Extracted data entries:
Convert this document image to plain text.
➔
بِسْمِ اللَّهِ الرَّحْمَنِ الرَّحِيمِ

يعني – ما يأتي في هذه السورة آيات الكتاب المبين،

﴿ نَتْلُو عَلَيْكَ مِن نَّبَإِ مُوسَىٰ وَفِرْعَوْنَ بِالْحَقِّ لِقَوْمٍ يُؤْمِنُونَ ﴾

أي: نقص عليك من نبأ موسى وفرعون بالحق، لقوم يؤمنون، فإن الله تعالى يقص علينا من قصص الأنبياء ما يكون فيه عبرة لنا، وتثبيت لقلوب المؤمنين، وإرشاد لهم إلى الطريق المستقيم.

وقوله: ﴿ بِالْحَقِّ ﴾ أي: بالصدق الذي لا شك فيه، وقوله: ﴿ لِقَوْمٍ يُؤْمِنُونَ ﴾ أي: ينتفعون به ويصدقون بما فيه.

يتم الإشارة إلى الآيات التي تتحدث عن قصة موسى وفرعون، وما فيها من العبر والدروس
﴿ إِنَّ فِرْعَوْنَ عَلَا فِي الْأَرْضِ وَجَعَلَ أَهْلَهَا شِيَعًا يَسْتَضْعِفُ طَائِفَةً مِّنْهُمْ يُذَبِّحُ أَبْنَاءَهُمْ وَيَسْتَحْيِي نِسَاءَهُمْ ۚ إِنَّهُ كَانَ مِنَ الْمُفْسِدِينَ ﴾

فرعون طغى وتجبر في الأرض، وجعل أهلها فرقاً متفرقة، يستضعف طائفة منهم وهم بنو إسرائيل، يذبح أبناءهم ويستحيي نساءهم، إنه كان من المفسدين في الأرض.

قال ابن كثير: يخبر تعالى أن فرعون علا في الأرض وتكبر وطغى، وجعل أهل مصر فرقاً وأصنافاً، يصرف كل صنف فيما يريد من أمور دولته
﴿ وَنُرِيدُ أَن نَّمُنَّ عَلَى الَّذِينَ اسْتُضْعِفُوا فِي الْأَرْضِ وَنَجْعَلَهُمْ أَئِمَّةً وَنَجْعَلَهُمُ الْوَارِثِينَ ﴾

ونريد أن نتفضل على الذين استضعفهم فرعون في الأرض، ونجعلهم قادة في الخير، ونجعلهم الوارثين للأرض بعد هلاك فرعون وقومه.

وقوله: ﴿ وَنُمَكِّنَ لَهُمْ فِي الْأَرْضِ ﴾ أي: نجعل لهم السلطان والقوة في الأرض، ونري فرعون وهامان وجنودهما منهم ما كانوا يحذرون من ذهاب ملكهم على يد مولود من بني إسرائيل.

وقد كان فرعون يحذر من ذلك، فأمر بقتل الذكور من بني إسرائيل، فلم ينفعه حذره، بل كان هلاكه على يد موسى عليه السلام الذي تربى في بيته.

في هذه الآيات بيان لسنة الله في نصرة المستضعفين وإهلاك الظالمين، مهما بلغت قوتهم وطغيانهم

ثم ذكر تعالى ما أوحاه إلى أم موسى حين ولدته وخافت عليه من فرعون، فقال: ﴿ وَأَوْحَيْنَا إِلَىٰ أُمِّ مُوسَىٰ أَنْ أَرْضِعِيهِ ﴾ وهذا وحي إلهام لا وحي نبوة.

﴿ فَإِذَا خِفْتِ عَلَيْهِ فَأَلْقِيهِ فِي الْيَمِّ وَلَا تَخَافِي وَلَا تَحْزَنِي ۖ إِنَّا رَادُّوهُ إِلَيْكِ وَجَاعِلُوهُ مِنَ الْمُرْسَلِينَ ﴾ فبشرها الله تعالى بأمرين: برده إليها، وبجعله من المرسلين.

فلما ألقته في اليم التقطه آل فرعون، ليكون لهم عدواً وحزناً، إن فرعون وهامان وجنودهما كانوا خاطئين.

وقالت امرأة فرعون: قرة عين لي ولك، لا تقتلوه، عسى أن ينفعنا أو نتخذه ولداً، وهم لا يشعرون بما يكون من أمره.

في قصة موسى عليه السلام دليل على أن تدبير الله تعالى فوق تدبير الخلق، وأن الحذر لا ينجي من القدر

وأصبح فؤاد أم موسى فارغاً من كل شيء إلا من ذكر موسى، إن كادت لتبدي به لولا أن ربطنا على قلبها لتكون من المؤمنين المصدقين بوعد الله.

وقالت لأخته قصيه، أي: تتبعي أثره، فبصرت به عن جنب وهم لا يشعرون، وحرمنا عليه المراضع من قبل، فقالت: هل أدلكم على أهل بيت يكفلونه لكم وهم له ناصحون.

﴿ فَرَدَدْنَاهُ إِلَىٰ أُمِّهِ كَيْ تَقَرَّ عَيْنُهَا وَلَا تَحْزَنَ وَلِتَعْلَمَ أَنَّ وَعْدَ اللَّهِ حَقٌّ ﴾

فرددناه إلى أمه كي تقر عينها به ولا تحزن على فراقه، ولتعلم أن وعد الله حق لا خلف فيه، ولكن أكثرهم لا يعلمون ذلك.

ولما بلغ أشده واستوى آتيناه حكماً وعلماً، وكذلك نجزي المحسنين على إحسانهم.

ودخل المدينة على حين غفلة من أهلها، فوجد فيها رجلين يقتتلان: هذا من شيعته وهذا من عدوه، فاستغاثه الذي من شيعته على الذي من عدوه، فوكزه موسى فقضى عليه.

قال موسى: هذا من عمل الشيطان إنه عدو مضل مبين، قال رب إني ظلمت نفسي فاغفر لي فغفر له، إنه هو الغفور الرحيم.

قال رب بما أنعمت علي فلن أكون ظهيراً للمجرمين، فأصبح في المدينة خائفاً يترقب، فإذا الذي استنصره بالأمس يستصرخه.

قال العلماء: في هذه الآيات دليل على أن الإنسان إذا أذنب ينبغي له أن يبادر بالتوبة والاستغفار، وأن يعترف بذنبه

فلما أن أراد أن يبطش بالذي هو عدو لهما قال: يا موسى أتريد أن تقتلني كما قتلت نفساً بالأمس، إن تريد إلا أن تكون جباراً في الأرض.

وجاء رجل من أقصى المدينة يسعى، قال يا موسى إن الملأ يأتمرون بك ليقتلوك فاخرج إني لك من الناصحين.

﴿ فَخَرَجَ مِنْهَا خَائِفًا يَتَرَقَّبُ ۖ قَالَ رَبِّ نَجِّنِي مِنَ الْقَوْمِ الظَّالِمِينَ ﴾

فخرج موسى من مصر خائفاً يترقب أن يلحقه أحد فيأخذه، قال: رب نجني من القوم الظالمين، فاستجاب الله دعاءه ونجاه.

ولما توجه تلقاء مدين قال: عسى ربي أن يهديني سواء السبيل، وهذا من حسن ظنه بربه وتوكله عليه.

§ **WHAT TO WORK ON**:
Using the data above, output each line exactly.

§ **ANSWER TO THE PROBLEM**:
Convert this document image to plain text.
➔
بِسْمِ اللَّهِ الرَّحْمَنِ الرَّحِيمِ

يعني – ما يأتي في هذه السورة آيات الكتاب المبين،

﴿ نَتْلُو عَلَيْكَ مِن نَّبَإِ مُوسَىٰ وَفِرْعَوْنَ بِالْحَقِّ لِقَوْمٍ يُؤْمِنُونَ ﴾

أي: نقص عليك من نبأ موسى وفرعون بالحق، لقوم يؤمنون، فإن الله تعالى يقص علينا من قصص الأنبياء ما يكون فيه عبرة لنا، وتثبيت لقلوب المؤمنين، وإرشاد لهم إلى الطريق المستقيم.

وقوله: ﴿ بِالْحَقِّ ﴾ أي: بالصدق الذي لا شك فيه، وقوله: ﴿ لِقَوْمٍ يُؤْمِنُونَ ﴾ أي: ينتفعون به ويصدقون بما فيه.

يتم الإشارة إلى الآيات التي تتحدث عن قصة موسى وفرعون، وما فيها من العبر والدروس
﴿ إِنَّ فِرْعَوْنَ عَلَا فِي الْأَرْضِ وَجَعَلَ أَهْلَهَا شِيَعًا يَسْتَضْعِفُ طَائِفَةً مِّنْهُمْ يُذَبِّحُ أَبْنَاءَهُمْ وَيَسْتَحْيِي نِسَاءَهُمْ ۚ إِنَّهُ كَانَ مِنَ الْمُفْسِدِينَ ﴾

فرعون طغى وتجبر في الأرض، وجعل أهلها فرقاً متفرقة، يستضعف طائفة منهم وهم بنو إسرائيل، يذبح أبناءهم ويستحيي نساءهم، إنه كان من المفسدين في الأرض.

قال ابن كثير: يخبر تعالى أن فرعون علا في الأرض وتكبر وطغى، وجعل أهل مصر فرقاً وأصنافاً، يصرف كل صنف فيما يريد من أمور دولته
﴿ وَنُرِيدُ أَن نَّمُنَّ عَلَى الَّذِينَ اسْتُضْعِفُوا فِي الْأَرْضِ وَنَجْعَلَهُمْ أَئِمَّةً وَنَجْعَلَهُمُ الْوَارِثِينَ ﴾

ونريد أن نتفضل على الذين استضعفهم فرعون في الأرض، ونجعلهم قادة في الخير، ونجعلهم الوارثين للأرض بعد هلاك فرعون وقومه.

وقوله: ﴿ وَنُمَكِّنَ لَهُمْ فِي الْأَرْضِ ﴾ أي: نجعل لهم السلطان والقوة في الأرض، ونري فرعون وهامان وجنودهما منهم ما كانوا يحذرون من ذهاب ملكهم على يد مولود من بني إسرائيل.

وقد كان فرعون يحذر من ذلك، فأمر بقتل الذكور من بني إسرائيل، فلم ينفعه حذره، بل كان هلاكه على يد موسى عليه السلام الذي تربى في بيته.

في هذه الآيات بيان لسنة الله في نصرة المستضعفين وإهلاك الظالمين، مهما بلغت قوتهم وطغيانهم

ثم ذكر تعالى ما أوحاه إلى أم موسى حين ولدته وخافت عليه من فرعون، فقال: ﴿ وَأَوْحَيْنَا إِلَىٰ أُمِّ مُوسَىٰ أَنْ أَرْضِعِيهِ ﴾ وهذا وحي إلهام لا وحي نبوة.

﴿ فَإِذَا خِفْتِ عَلَيْهِ فَأَلْقِيهِ فِي الْيَمِّ وَلَا تَخَافِي وَلَا تَحْزَنِي ۖ إِنَّا رَادُّوهُ إِلَيْكِ وَجَاعِلُوهُ مِنَ الْمُرْسَلِينَ ﴾ فبشرها الله تعالى بأمرين: برده إليها، وبجعله من المرسلين.

فلما ألقته في اليم التقطه آل فرعون، ليكون لهم عدواً وحزناً، إن فرعون وهامان وجنودهما كانوا خاطئين.

وقالت امرأة فرعون: قرة عين لي ولك، لا تقتلوه، عسى أن ينفعنا أو نتخذه ولداً، وهم لا يشعرون بما يكون من أمره.

في قصة موسى عليه السلام دليل على أن تدبير الله تعالى فوق تدبير الخلق، وأن الحذر لا ينجي من القدر

وأصبح فؤاد أم موسى فارغاً من كل شيء إلا من ذكر موسى، إن كادت لتبدي به لولا أن ربطنا على قلبها لتكون من المؤمنين المصدقين بوعد الله.

وقالت لأخته قصيه، أي: تتبعي أثره، فبصرت به عن جنب وهم لا يشعرون، وحرمنا عليه المراضع من قبل، فقالت: هل أدلكم على أهل بيت يكفلونه لكم وهم له ناصحون.

﴿ فَرَدَدْنَاهُ إِلَىٰ أُمِّهِ كَيْ تَقَرَّ عَيْنُهَا وَلَا تَحْزَنَ وَلِتَعْلَمَ أَنَّ وَعْدَ اللَّهِ حَقٌّ ﴾

فرددناه إلى أمه كي تقر عينها به ولا تحزن على فراقه، ولتعلم أن وعد الله حق لا خلف فيه، ولكن أكثرهم لا يعلمون ذلك.

ولما بلغ أشده واستوى آتيناه حكماً وعلماً، وكذلك نجزي المحسنين على إحسانهم.

ودخل المدينة على حين غفلة من أهلها، فوجد فيها رجلين يقتتلان: هذا من شيعته وهذا من عدوه، فاستغاثه الذي من شيعته على الذي من عدوه، فوكزه موسى فقضى عليه.

قال موسى: هذا من عمل الشيطان إنه عدو مضل مبين، قال رب إني ظلمت نفسي فاغفر لي فغفر له، إنه هو الغفور الرحيم.

قال رب بما أنعمت علي فلن أكون ظهيراً للمجرمين، فأصبح في المدينة خائفاً يترقب، فإذا الذي استنصره بالأمس يستصرخه.

قال العلماء: في هذه الآيات دليل على أن الإنسان إذا أذنب ينبغي له أن يبادر بالتوبة والاستغفار، وأن يعترف بذنبه

فلما أن أراد أن يبطش بالذي هو عدو لهما قال: يا موسى أتريد أن تقتلني كما قتلت نفساً بالأمس، إن تريد إلا أن تكون جباراً في الأرض.

وجاء رجل من أقصى المدينة يسعى، قال يا موسى إن الملأ يأتمرون بك ليقتلوك فاخرج إني لك من الناصحين.

﴿ فَخَرَجَ مِنْهَا خَائِفًا يَتَرَقَّبُ ۖ قَالَ رَبِّ نَجِّنِي مِنَ الْقَوْمِ الظَّالِمِينَ ﴾

فخرج موسى من مصر خائفاً يترقب أن يلحقه أحد فيأخذه، قال: رب نجني من القوم الظالمين، فاستجاب الله دعاءه ونجاه.

ولما توجه تلقاء مدين قال: عسى ربي أن يهديني سواء السبيل، وهذا من حسن ظنه بربه وتوكله عليه.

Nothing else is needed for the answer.